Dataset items
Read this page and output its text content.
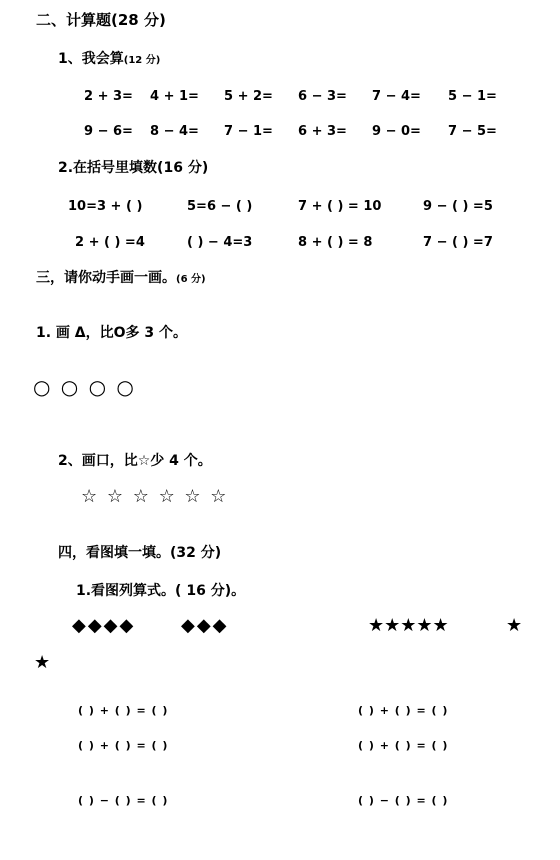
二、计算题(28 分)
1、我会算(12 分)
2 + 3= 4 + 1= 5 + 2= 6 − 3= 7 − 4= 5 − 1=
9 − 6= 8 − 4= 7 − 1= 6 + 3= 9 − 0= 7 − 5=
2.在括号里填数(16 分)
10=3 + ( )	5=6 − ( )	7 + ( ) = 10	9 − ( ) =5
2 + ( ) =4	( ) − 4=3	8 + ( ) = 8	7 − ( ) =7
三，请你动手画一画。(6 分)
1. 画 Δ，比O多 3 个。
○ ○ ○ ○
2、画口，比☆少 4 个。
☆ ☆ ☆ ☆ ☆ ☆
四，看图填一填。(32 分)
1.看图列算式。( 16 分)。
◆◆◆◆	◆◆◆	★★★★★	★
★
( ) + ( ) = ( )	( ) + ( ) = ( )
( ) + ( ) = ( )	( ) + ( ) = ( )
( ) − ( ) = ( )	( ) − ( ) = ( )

---

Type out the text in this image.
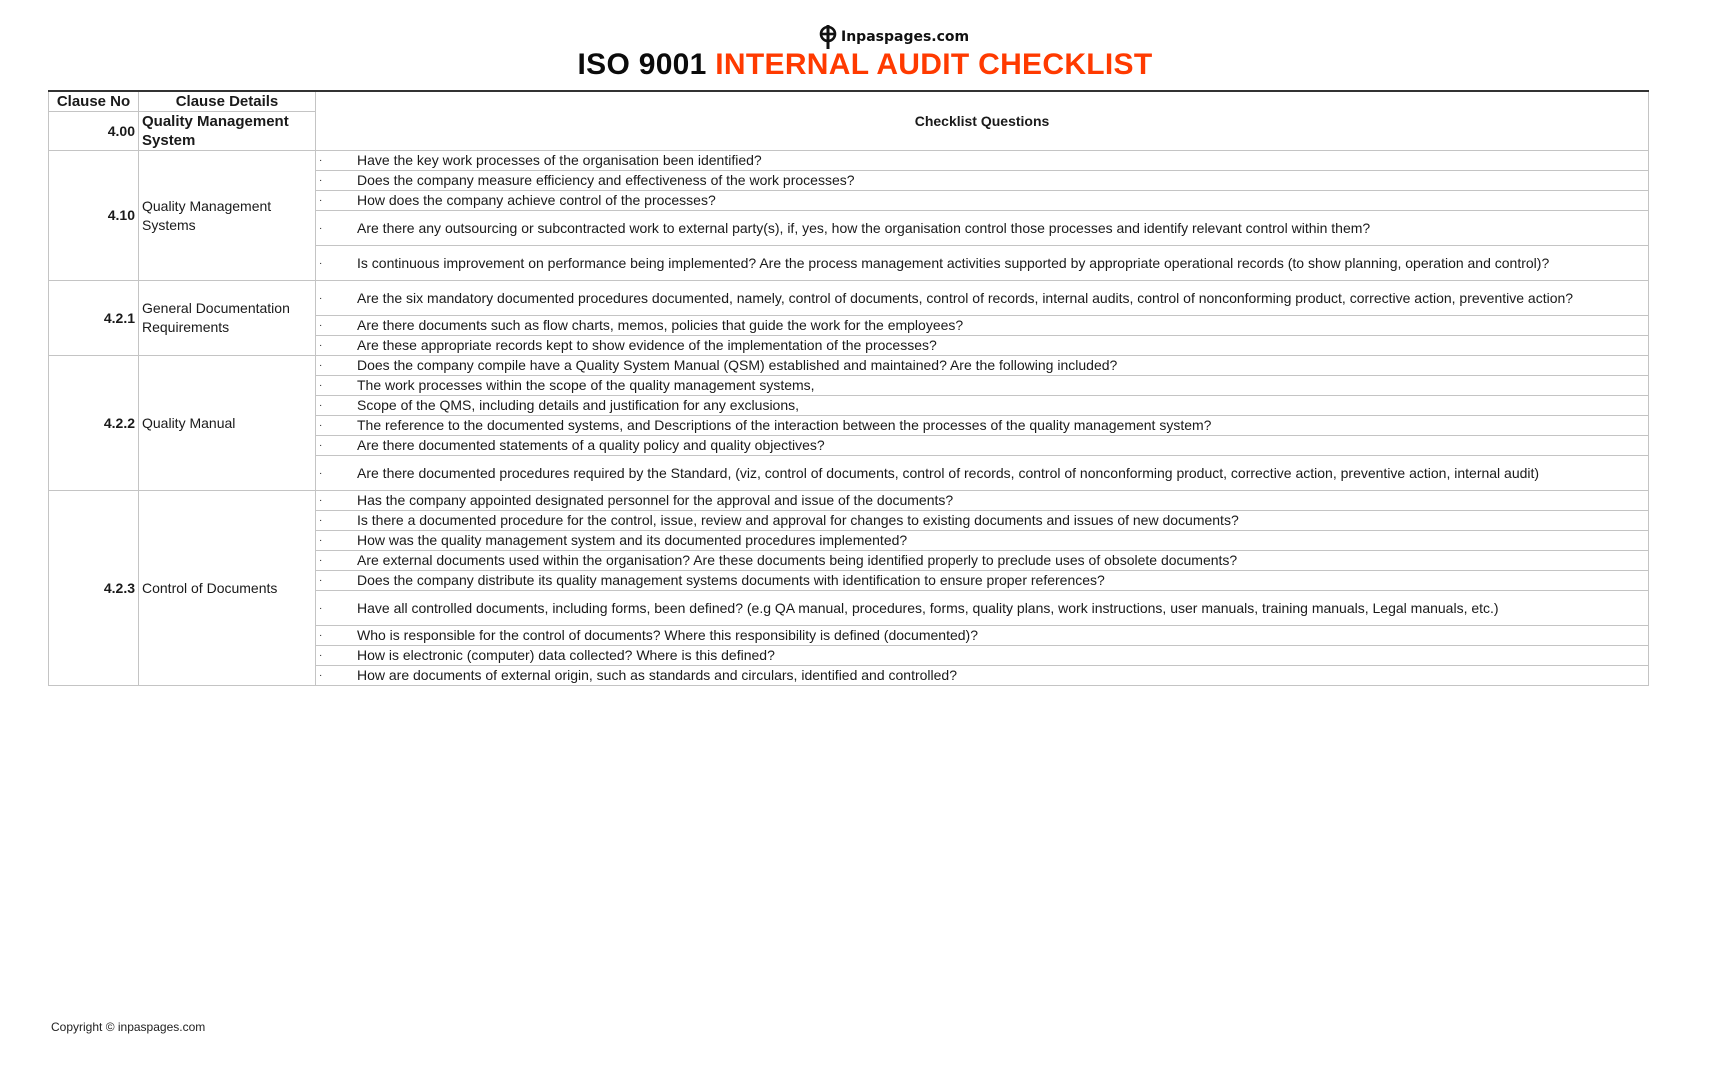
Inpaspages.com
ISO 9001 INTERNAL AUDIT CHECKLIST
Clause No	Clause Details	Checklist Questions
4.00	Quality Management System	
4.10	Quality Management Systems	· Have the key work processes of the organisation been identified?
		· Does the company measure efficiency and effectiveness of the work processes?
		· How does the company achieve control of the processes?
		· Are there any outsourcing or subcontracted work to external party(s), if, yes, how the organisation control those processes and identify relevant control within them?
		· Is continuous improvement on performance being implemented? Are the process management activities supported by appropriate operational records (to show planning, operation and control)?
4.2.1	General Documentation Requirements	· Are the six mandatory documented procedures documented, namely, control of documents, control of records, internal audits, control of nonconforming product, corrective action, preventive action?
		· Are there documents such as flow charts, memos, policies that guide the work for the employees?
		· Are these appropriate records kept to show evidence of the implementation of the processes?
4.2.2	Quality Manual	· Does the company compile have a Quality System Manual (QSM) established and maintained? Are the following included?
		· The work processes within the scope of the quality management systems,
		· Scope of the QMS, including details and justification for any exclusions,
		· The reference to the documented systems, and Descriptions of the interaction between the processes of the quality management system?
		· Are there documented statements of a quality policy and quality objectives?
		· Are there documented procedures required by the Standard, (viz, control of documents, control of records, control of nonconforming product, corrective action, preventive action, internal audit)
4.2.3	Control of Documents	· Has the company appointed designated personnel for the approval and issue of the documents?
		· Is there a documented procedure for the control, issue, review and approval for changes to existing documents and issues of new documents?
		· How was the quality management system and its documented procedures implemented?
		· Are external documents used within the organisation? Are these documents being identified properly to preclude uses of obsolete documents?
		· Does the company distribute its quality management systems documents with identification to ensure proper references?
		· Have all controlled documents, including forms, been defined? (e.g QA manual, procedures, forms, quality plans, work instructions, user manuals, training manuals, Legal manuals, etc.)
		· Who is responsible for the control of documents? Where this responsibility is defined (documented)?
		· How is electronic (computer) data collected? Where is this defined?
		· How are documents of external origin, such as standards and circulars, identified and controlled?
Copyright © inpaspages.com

--

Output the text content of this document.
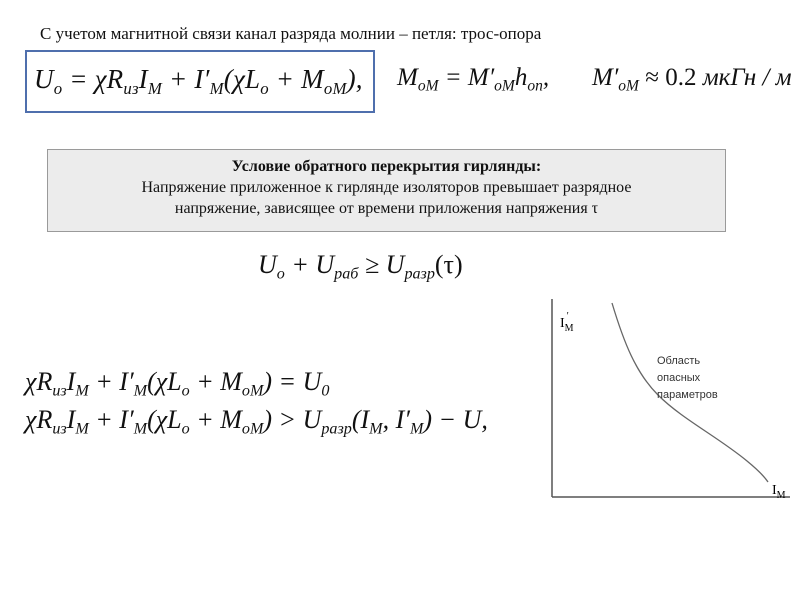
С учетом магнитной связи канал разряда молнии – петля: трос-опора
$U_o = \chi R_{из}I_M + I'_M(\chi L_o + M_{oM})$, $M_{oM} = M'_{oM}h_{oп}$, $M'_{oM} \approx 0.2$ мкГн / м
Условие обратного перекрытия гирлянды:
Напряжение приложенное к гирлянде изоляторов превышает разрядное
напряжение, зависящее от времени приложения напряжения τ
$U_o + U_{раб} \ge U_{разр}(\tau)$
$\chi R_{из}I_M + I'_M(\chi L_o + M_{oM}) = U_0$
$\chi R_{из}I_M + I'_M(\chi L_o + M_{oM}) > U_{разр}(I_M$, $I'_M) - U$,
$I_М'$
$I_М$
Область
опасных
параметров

◆ **YOUR TASK**:
Wherever the string "been" appears in the entries above, list that line.

◆ **WORKED SOLUTION**:
4.10	Quality Management Systems	· Have the key work processes of the organisation been identified?
		· Have all controlled documents, including forms, been defined? (e.g QA manual, procedures, forms, quality plans, work instructions, user manuals, training manuals, Legal manuals, etc.)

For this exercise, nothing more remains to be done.